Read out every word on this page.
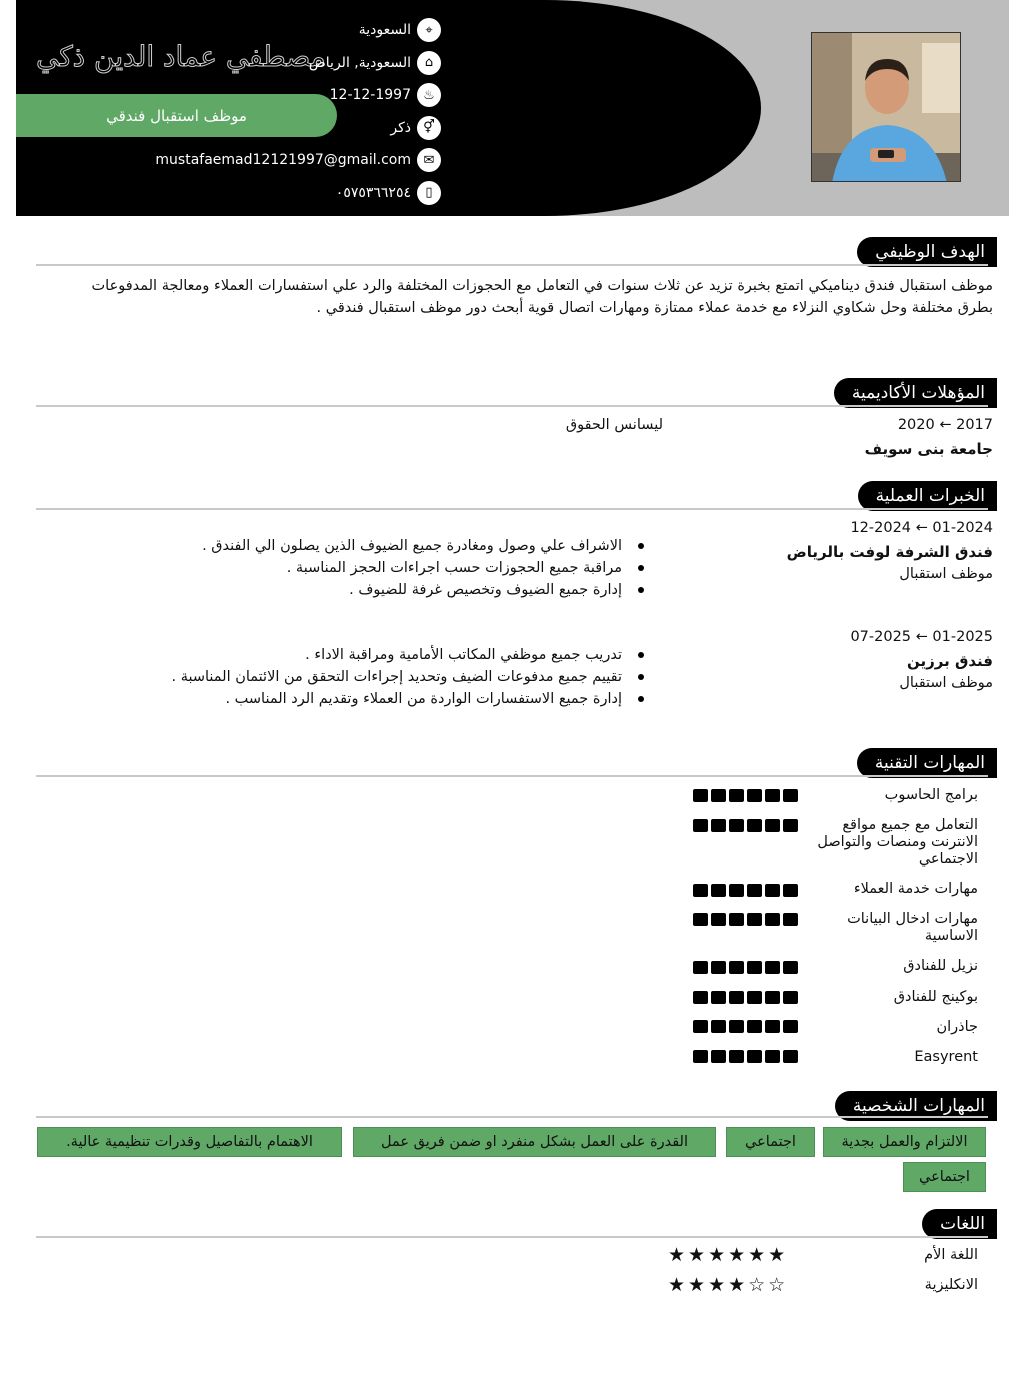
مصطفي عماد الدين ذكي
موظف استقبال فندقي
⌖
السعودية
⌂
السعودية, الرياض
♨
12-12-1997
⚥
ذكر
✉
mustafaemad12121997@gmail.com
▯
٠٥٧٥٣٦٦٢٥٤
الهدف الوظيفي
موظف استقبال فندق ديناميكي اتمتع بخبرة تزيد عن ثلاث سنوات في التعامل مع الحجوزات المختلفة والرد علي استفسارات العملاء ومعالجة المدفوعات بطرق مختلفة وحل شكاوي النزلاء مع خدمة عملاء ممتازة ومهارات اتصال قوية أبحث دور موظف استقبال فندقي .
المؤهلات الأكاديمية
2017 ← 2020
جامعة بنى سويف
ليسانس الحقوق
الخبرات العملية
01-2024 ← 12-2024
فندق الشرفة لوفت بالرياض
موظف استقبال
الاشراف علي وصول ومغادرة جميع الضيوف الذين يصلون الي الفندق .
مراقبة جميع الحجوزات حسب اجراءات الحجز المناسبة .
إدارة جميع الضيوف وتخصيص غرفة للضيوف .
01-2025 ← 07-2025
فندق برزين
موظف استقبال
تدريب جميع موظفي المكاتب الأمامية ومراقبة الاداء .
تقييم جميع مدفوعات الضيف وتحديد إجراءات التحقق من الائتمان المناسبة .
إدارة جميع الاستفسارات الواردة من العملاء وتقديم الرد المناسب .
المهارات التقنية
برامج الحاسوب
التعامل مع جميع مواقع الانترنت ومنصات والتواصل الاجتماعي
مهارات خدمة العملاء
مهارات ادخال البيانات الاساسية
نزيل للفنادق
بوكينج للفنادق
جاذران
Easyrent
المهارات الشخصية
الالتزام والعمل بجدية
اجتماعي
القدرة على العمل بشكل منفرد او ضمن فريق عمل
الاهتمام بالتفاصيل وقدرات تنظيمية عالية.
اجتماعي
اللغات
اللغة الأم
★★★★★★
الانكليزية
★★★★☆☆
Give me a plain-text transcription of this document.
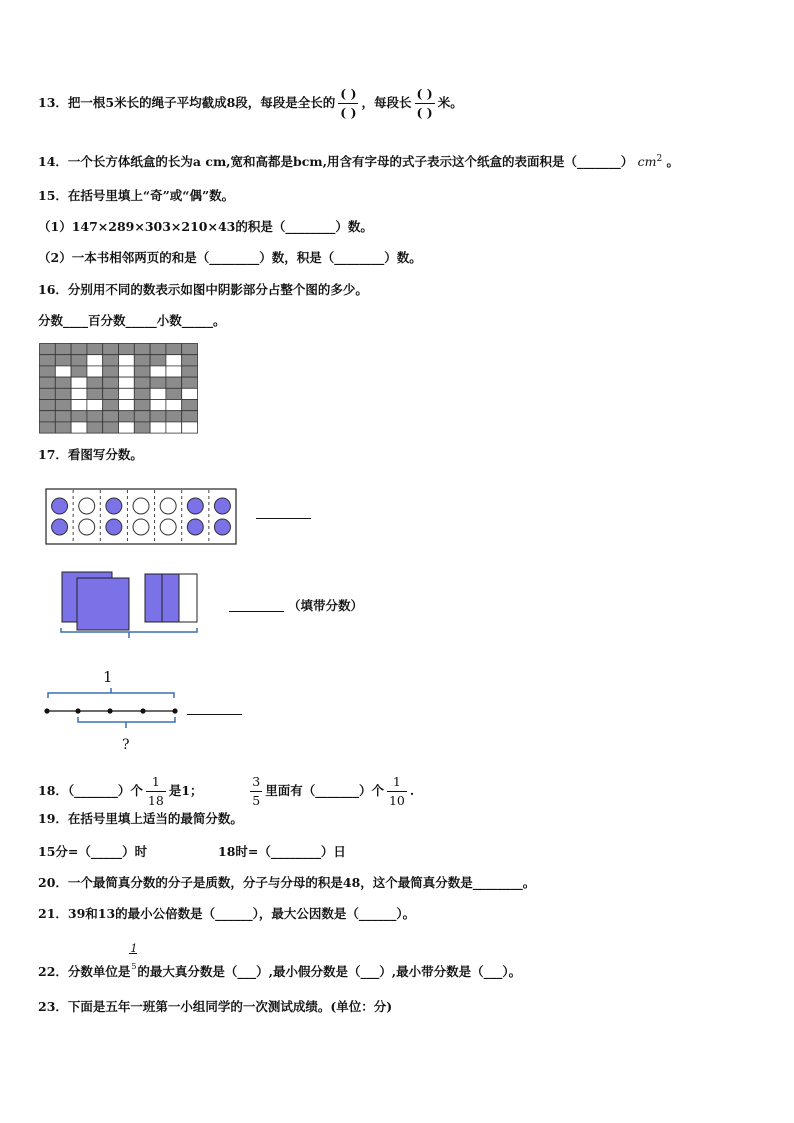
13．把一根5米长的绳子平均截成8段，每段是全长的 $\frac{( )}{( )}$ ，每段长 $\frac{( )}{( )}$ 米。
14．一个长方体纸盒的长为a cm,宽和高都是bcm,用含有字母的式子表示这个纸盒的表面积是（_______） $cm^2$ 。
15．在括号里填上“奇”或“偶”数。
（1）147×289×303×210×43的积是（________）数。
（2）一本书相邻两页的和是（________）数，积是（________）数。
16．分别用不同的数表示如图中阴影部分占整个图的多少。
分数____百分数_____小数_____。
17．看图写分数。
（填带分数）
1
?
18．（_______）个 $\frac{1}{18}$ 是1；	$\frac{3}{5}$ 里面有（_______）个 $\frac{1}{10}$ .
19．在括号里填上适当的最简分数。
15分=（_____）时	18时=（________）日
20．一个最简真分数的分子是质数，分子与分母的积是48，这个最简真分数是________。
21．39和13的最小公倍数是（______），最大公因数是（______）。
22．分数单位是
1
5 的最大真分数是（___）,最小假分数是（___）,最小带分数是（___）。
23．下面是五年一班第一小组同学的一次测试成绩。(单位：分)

+++

Short exercise => The answer should be a single number: the count of lines in the data that include the string "فندقي".

Answer to this exercise => 2